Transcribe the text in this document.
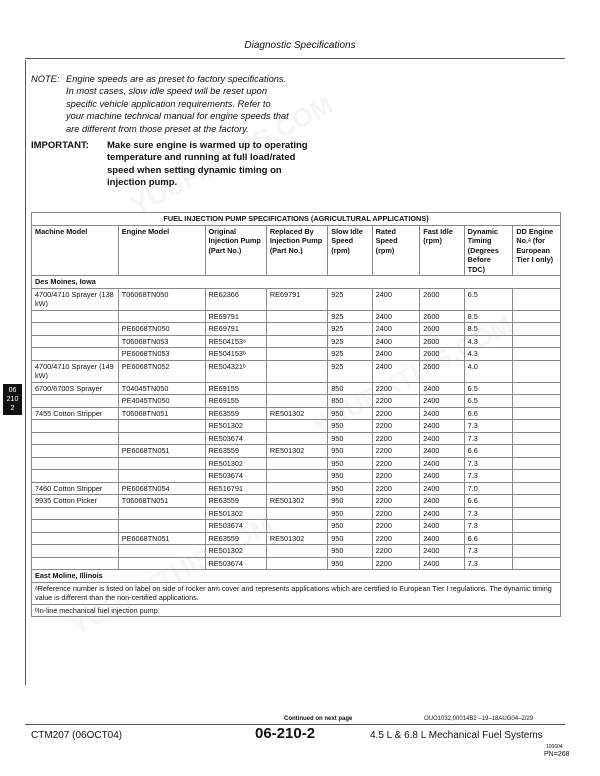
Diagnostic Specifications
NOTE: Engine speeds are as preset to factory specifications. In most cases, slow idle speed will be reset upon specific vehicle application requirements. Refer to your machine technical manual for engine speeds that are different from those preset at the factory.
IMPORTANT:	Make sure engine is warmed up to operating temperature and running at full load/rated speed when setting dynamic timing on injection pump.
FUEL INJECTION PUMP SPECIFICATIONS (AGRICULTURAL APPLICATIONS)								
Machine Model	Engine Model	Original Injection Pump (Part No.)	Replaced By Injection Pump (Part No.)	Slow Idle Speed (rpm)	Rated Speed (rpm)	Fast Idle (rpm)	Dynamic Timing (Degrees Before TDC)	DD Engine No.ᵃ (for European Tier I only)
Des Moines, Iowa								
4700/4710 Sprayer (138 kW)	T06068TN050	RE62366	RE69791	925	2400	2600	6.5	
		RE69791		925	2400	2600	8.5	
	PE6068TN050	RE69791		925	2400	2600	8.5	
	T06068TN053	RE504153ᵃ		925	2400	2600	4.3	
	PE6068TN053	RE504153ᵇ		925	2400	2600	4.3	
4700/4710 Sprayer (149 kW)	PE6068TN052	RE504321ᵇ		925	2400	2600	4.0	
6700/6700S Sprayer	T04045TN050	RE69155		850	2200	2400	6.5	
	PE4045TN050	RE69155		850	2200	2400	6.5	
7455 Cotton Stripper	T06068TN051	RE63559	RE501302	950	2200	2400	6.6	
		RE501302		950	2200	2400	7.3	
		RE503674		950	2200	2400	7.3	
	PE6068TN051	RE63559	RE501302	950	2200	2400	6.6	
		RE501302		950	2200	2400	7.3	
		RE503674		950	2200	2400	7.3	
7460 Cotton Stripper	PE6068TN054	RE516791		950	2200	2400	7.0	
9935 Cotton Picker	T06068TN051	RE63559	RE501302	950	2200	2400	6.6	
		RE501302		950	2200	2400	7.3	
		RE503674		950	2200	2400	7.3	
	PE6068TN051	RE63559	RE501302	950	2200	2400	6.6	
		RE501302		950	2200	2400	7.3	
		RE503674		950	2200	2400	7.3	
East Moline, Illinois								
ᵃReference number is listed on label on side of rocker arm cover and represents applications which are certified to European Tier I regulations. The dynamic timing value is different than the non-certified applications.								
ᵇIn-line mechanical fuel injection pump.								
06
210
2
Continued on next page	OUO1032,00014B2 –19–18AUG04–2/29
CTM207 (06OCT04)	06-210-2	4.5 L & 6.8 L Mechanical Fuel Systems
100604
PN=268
--
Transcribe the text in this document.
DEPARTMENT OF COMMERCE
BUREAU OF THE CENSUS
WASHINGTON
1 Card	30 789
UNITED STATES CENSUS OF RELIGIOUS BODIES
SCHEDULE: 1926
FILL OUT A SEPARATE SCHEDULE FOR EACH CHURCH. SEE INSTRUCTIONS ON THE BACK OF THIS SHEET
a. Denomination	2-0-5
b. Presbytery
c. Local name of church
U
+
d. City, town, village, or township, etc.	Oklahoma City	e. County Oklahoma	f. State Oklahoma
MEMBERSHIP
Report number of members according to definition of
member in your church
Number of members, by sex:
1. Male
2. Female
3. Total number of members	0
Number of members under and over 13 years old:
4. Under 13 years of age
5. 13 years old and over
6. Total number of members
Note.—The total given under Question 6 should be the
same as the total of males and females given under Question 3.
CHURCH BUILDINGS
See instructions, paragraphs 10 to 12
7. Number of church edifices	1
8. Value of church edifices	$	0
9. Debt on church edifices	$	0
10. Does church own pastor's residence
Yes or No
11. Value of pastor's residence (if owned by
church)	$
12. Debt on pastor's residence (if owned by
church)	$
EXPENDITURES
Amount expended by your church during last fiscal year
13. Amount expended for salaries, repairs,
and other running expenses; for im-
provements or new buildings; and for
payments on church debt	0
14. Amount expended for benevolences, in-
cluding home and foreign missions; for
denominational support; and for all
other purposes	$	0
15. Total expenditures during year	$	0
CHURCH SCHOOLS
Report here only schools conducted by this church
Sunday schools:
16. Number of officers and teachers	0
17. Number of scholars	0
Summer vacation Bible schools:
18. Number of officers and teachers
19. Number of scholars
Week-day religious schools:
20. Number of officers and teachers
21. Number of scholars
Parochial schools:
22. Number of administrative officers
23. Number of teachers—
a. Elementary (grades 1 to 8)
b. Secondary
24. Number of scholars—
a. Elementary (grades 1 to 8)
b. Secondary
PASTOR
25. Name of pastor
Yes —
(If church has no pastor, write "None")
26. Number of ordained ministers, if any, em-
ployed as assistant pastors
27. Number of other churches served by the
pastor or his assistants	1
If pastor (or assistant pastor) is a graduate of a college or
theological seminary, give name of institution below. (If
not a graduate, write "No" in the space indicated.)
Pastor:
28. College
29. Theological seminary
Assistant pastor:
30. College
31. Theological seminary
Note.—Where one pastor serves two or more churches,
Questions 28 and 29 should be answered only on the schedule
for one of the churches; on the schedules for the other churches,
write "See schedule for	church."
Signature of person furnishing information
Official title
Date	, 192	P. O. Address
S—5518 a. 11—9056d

## [Stated task]
Search the data for "graduate" and list every line in which it occurs.

## [Correct response]
If pastor (or assistant pastor) is a graduate of a college or
not a graduate, write "No" in the space indicated.)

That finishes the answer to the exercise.